What the task requires: Print all entries word for word.

[start Records]

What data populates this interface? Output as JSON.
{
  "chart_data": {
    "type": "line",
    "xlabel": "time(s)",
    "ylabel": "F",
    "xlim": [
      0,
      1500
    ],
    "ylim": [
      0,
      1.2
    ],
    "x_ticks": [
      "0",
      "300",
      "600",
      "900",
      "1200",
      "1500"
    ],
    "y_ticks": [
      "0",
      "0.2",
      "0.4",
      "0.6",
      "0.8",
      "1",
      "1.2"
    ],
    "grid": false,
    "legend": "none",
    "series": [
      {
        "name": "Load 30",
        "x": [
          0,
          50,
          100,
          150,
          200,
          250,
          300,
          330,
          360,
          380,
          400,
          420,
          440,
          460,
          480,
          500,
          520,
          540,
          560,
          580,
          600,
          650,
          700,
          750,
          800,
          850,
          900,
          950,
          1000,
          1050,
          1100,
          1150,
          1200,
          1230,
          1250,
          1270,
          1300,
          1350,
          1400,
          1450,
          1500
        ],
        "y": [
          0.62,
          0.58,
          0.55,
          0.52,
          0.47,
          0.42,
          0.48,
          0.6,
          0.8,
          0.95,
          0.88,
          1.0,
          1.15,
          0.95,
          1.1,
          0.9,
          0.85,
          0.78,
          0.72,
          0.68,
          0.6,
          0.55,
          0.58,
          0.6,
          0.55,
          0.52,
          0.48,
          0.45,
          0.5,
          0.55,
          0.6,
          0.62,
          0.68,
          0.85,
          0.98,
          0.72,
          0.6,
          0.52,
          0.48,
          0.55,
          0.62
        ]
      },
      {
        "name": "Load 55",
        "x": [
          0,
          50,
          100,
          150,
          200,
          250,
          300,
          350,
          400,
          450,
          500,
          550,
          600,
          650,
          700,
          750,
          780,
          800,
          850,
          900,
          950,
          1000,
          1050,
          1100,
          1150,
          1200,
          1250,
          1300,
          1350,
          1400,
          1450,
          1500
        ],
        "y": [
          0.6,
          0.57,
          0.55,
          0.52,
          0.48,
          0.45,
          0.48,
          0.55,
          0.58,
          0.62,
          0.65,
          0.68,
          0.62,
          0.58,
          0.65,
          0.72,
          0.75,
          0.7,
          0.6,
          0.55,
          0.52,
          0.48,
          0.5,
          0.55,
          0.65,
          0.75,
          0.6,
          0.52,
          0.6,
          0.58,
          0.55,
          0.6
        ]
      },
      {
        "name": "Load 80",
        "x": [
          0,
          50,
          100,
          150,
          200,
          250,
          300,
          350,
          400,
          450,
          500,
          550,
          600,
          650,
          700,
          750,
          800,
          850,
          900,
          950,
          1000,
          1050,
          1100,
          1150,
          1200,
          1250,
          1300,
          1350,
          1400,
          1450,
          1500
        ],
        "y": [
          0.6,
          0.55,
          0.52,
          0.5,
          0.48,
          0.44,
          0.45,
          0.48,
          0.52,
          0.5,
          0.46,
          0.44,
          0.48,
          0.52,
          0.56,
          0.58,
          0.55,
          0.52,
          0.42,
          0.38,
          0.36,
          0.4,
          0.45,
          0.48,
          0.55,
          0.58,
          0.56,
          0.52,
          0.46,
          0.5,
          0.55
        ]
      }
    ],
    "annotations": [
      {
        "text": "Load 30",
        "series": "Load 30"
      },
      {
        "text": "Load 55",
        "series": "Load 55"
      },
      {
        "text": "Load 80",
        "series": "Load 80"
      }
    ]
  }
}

[end Records]

Correct result:
What data populates this interface? Output as JSON.
{
  "chart_data": {
    "type": "line",
    "xlabel": "time(s)",
    "ylabel": "F",
    "xlim": [
      0,
      1500
    ],
    "ylim": [
      0,
      1.2
    ],
    "x_ticks": [
      "0",
      "300",
      "600",
      "900",
      "1200",
      "1500"
    ],
    "y_ticks": [
      "0",
      "0.2",
      "0.4",
      "0.6",
      "0.8",
      "1",
      "1.2"
    ],
    "grid": false,
    "legend": "none",
    "series": [
      {
        "name": "Load 30",
        "x": [
          0,
          50,
          100,
          150,
          200,
          250,
          300,
          330,
          360,
          380,
          400,
          420,
          440,
          460,
          480,
          500,
          520,
          540,
          560,
          580,
          600,
          650,
          700,
          750,
          800,
          850,
          900,
          950,
          1000,
          1050,
          1100,
          1150,
          1200,
          1230,
          1250,
          1270,
          1300,
          1350,
          1400,
          1450,
          1500
        ],
        "y": [
          0.62,
          0.58,
          0.55,
          0.52,
          0.47,
          0.42,
          0.48,
          0.6,
          0.8,
          0.95,
          0.88,
          1.0,
          1.15,
          0.95,
          1.1,
          0.9,
          0.85,
          0.78,
          0.72,
          0.68,
          0.6,
          0.55,
          0.58,
          0.6,
          0.55,
          0.52,
          0.48,
          0.45,
          0.5,
          0.55,
          0.6,
          0.62,
          0.68,
          0.85,
          0.98,
          0.72,
          0.6,
          0.52,
          0.48,
          0.55,
          0.62
        ]
      },
      {
        "name": "Load 55",
        "x": [
          0,
          50,
          100,
          150,
          200,
          250,
          300,
          350,
          400,
          450,
          500,
          550,
          600,
          650,
          700,
          750,
          780,
          800,
          850,
          900,
          950,
          1000,
          1050,
          1100,
          1150,
          1200,
          1250,
          1300,
          1350,
          1400,
          1450,
          1500
        ],
        "y": [
          0.6,
          0.57,
          0.55,
          0.52,
          0.48,
          0.45,
          0.48,
          0.55,
          0.58,
          0.62,
          0.65,
          0.68,
          0.62,
          0.58,
          0.65,
          0.72,
          0.75,
          0.7,
          0.6,
          0.55,
          0.52,
          0.48,
          0.5,
          0.55,
          0.65,
          0.75,
          0.6,
          0.52,
          0.6,
          0.58,
          0.55,
          0.6
        ]
      },
      {
        "name": "Load 80",
        "x": [
          0,
          50,
          100,
          150,
          200,
          250,
          300,
          350,
          400,
          450,
          500,
          550,
          600,
          650,
          700,
          750,
          800,
          850,
          900,
          950,
          1000,
          1050,
          1100,
          1150,
          1200,
          1250,
          1300,
          1350,
          1400,
          1450,
          1500
        ],
        "y": [
          0.6,
          0.55,
          0.52,
          0.5,
          0.48,
          0.44,
          0.45,
          0.48,
          0.52,
          0.5,
          0.46,
          0.44,
          0.48,
          0.52,
          0.56,
          0.58,
          0.55,
          0.52,
          0.42,
          0.38,
          0.36,
          0.4,
          0.45,
          0.48,
          0.55,
          0.58,
          0.56,
          0.52,
          0.46,
          0.5,
          0.55
        ]
      }
    ],
    "annotations": [
      {
        "text": "Load 30",
        "series": "Load 30"
      },
      {
        "text": "Load 55",
        "series": "Load 55"
      },
      {
        "text": "Load 80",
        "series": "Load 80"
      }
    ]
  }
}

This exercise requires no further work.